## START Dataset excerpts

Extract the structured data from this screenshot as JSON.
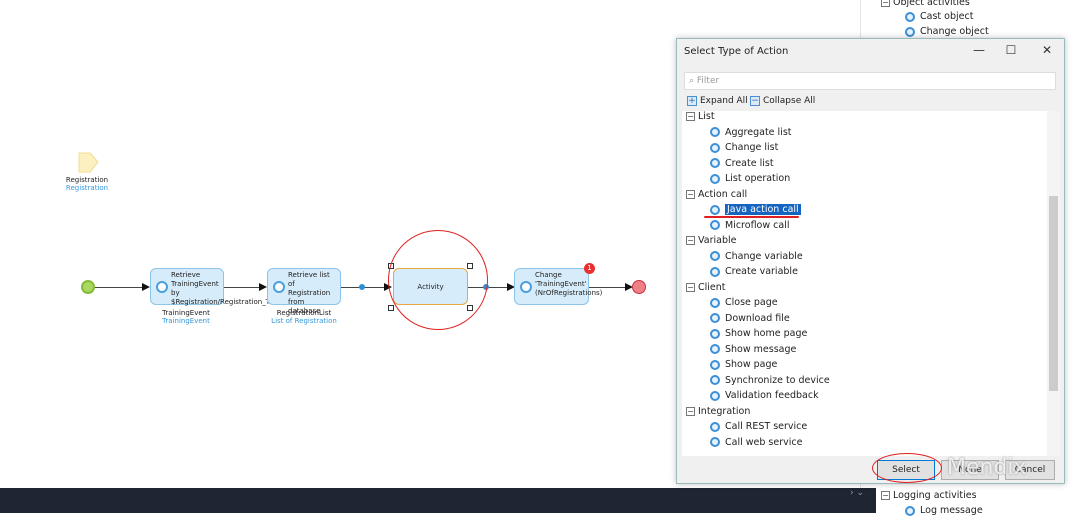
{
  "canvas": {
    "parameter": {
      "name": "Registration",
      "type": "Registration"
    },
    "activities": [
      {
        "text": "Retrieve TrainingEvent by $Registration/Registration_Traini",
        "var": "TrainingEvent",
        "type": "TrainingEvent"
      },
      {
        "text": "Retrieve list of Registration from database",
        "var": "RegistrationList",
        "type": "List of Registration"
      },
      {
        "text": "Activity"
      },
      {
        "text": "Change 'TrainingEvent' (NrOfRegistrations)",
        "badge": "1"
      }
    ]
  },
  "background_panel": {
    "top_category": "Object activities",
    "top_items": [
      "Cast object",
      "Change object"
    ],
    "bottom_category": "Logging activities",
    "bottom_items": [
      "Log message"
    ]
  },
  "dialog": {
    "title": "Select Type of Action",
    "filter_placeholder": "Filter",
    "expand_all": "Expand All",
    "collapse_all": "Collapse All",
    "tree": [
      {
        "category": "List",
        "items": [
          "Aggregate list",
          "Change list",
          "Create list",
          "List operation"
        ]
      },
      {
        "category": "Action call",
        "items": [
          "Java action call",
          "Microflow call"
        ]
      },
      {
        "category": "Variable",
        "items": [
          "Change variable",
          "Create variable"
        ]
      },
      {
        "category": "Client",
        "items": [
          "Close page",
          "Download file",
          "Show home page",
          "Show message",
          "Show page",
          "Synchronize to device",
          "Validation feedback"
        ]
      },
      {
        "category": "Integration",
        "items": [
          "Call REST service",
          "Call web service"
        ]
      }
    ],
    "selected_item": "Java action call",
    "buttons": {
      "select": "Select",
      "none": "None",
      "cancel": "Cancel"
    }
  },
  "watermark": "Mendix",
  "colors": {
    "accent": "#1565c0",
    "activity_fill": "#d6ecfa",
    "start": "#9ad04a",
    "end": "#f07078",
    "annotation": "#e02020"
  }
}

## END Dataset excerpts

Your goal ▸ Keep every word of the data as it is when you write it out, but drop the pictures.

Expected answer ▸
Extract the structured data from this screenshot as JSON.
{
  "canvas": {
    "parameter": {
      "name": "Registration",
      "type": "Registration"
    },
    "activities": [
      {
        "text": "Retrieve TrainingEvent by $Registration/Registration_Traini",
        "var": "TrainingEvent",
        "type": "TrainingEvent"
      },
      {
        "text": "Retrieve list of Registration from database",
        "var": "RegistrationList",
        "type": "List of Registration"
      },
      {
        "text": "Activity"
      },
      {
        "text": "Change 'TrainingEvent' (NrOfRegistrations)",
        "badge": "1"
      }
    ]
  },
  "background_panel": {
    "top_category": "Object activities",
    "top_items": [
      "Cast object",
      "Change object"
    ],
    "bottom_category": "Logging activities",
    "bottom_items": [
      "Log message"
    ]
  },
  "dialog": {
    "title": "Select Type of Action",
    "filter_placeholder": "Filter",
    "expand_all": "Expand All",
    "collapse_all": "Collapse All",
    "tree": [
      {
        "category": "List",
        "items": [
          "Aggregate list",
          "Change list",
          "Create list",
          "List operation"
        ]
      },
      {
        "category": "Action call",
        "items": [
          "Java action call",
          "Microflow call"
        ]
      },
      {
        "category": "Variable",
        "items": [
          "Change variable",
          "Create variable"
        ]
      },
      {
        "category": "Client",
        "items": [
          "Close page",
          "Download file",
          "Show home page",
          "Show message",
          "Show page",
          "Synchronize to device",
          "Validation feedback"
        ]
      },
      {
        "category": "Integration",
        "items": [
          "Call REST service",
          "Call web service"
        ]
      }
    ],
    "selected_item": "Java action call",
    "buttons": {
      "select": "Select",
      "none": "None",
      "cancel": "Cancel"
    }
  },
  "watermark": "Mendix",
  "colors": {
    "accent": "#1565c0",
    "activity_fill": "#d6ecfa",
    "start": "#9ad04a",
    "end": "#f07078",
    "annotation": "#e02020"
  }
}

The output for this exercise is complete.